[START]

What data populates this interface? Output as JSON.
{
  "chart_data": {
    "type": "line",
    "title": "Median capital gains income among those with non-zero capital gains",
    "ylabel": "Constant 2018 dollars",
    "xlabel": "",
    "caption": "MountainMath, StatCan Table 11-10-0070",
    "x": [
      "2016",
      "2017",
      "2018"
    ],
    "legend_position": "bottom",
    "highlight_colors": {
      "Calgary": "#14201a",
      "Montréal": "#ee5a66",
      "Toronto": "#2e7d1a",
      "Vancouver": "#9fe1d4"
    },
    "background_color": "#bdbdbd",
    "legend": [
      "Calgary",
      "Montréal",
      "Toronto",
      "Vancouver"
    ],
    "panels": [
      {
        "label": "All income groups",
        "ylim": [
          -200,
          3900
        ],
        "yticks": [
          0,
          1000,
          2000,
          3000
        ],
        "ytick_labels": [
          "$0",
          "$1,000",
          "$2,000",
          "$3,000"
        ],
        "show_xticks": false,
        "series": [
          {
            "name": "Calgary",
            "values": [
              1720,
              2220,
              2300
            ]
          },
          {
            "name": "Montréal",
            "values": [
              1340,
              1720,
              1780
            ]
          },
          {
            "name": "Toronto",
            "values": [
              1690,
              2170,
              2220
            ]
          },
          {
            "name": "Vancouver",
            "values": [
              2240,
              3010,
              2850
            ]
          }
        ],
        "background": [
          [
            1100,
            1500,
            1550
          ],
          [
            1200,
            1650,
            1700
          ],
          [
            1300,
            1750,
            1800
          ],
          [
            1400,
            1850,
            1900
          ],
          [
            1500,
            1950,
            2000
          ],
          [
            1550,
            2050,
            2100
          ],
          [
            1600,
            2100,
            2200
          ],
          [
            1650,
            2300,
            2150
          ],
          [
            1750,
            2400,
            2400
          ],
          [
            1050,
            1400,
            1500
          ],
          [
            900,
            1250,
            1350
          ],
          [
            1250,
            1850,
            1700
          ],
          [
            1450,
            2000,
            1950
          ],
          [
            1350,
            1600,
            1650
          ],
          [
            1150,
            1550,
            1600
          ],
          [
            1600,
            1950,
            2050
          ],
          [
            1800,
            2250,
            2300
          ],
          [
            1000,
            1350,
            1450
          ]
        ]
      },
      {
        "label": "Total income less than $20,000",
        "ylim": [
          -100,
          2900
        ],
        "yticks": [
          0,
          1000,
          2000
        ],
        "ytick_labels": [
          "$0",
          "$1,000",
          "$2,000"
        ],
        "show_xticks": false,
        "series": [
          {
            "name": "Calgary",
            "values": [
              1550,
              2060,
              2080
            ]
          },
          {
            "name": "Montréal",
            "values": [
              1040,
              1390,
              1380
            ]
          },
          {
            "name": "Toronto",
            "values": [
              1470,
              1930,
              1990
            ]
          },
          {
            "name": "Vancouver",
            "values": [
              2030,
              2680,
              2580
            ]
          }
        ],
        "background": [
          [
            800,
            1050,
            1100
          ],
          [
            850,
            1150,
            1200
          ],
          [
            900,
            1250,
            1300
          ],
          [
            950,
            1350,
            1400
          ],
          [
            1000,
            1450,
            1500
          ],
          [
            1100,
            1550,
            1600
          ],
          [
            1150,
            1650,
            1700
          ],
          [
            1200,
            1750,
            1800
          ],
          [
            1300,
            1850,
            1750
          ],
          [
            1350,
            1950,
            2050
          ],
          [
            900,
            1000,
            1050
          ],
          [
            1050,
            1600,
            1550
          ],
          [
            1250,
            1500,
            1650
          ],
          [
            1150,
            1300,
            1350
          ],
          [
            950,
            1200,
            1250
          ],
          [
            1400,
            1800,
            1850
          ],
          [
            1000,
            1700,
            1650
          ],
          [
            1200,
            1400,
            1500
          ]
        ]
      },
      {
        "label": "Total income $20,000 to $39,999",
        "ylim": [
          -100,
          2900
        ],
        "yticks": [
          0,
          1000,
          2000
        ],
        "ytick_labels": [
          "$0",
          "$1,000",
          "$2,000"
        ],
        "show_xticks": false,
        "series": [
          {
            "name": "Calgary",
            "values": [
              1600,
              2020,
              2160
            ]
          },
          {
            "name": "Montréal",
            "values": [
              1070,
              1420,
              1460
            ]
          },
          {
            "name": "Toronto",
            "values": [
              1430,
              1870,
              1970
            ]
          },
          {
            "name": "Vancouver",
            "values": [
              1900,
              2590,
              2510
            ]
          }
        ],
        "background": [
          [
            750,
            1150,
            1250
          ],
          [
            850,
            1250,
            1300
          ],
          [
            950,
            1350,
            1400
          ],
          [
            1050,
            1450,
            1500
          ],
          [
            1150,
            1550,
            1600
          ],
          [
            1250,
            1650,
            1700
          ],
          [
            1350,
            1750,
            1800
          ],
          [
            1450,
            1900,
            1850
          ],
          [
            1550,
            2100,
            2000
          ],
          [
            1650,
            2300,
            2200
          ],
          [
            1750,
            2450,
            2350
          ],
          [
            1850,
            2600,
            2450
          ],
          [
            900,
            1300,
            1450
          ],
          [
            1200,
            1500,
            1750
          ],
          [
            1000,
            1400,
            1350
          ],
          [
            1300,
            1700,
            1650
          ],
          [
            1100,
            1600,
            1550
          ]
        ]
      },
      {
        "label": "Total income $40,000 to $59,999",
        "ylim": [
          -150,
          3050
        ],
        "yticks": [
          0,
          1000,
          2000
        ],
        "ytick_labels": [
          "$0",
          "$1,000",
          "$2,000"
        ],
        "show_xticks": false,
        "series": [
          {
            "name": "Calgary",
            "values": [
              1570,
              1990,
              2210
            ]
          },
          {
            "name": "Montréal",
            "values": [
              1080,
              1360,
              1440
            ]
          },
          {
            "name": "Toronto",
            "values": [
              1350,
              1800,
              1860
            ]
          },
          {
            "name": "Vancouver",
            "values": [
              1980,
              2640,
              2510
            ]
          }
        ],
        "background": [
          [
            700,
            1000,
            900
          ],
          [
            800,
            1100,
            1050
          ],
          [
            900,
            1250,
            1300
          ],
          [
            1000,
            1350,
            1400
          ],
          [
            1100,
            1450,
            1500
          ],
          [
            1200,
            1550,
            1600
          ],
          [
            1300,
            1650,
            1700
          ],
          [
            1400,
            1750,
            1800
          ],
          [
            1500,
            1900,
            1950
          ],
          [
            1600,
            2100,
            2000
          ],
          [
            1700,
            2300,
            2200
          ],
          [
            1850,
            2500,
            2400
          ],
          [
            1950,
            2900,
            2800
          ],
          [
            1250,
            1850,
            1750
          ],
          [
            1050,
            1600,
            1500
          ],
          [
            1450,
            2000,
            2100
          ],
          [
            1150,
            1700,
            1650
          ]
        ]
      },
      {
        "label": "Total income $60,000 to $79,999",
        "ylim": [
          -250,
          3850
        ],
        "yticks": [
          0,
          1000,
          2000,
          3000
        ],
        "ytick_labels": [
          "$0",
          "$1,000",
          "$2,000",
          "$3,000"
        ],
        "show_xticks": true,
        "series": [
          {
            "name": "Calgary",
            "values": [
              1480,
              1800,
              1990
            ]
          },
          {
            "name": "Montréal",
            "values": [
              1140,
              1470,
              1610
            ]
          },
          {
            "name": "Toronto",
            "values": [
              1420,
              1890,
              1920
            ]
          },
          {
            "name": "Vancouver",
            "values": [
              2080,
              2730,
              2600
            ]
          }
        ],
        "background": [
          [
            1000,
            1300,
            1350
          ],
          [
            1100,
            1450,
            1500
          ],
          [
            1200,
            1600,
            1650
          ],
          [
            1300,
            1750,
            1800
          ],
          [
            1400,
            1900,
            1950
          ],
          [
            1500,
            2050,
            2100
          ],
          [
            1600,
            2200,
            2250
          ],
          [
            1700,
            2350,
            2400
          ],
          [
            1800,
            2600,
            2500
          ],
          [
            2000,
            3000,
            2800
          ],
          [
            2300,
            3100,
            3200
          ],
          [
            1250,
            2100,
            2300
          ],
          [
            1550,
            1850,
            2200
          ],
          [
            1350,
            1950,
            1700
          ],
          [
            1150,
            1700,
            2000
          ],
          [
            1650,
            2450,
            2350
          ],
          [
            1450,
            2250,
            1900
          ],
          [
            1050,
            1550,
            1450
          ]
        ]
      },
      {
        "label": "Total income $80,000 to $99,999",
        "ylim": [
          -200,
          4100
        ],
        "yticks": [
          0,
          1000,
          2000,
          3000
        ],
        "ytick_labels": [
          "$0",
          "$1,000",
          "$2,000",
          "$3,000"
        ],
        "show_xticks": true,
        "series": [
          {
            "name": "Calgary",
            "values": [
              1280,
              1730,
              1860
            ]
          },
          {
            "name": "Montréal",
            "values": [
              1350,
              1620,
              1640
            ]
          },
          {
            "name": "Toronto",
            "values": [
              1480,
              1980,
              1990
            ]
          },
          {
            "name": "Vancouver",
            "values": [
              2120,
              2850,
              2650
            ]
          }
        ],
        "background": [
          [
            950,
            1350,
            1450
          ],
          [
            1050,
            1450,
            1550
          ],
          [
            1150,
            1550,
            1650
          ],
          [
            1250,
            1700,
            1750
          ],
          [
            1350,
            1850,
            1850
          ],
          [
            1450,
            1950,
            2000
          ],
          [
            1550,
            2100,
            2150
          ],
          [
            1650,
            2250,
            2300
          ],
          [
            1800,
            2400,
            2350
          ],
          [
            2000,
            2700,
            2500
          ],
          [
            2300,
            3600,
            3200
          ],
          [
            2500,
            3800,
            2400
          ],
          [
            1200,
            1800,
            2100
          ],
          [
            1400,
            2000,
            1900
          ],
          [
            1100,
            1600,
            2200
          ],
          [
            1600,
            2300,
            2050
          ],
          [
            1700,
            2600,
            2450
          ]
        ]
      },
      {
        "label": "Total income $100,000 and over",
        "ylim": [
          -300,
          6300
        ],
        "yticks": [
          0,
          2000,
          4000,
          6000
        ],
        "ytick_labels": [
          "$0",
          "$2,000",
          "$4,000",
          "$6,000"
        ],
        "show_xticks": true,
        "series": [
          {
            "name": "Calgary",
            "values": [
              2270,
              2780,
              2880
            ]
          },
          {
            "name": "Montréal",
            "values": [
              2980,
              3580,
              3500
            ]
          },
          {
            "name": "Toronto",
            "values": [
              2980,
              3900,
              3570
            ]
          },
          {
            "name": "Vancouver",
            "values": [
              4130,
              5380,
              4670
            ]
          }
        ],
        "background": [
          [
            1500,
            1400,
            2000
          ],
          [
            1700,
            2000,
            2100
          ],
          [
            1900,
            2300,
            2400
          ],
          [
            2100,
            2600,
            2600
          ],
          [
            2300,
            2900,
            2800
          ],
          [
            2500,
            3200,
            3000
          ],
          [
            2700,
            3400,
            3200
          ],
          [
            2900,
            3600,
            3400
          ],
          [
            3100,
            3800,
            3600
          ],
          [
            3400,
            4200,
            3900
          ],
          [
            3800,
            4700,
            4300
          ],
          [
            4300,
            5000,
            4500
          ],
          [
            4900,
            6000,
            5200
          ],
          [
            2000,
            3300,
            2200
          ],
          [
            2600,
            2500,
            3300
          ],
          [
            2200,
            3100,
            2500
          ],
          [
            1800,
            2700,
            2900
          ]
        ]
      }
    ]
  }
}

[END]

• _TASK BRIEF_: State the count of lines above containing the string "Total", and add nothing to it.

• _ANSWER TO THIS PROBLEM_: 6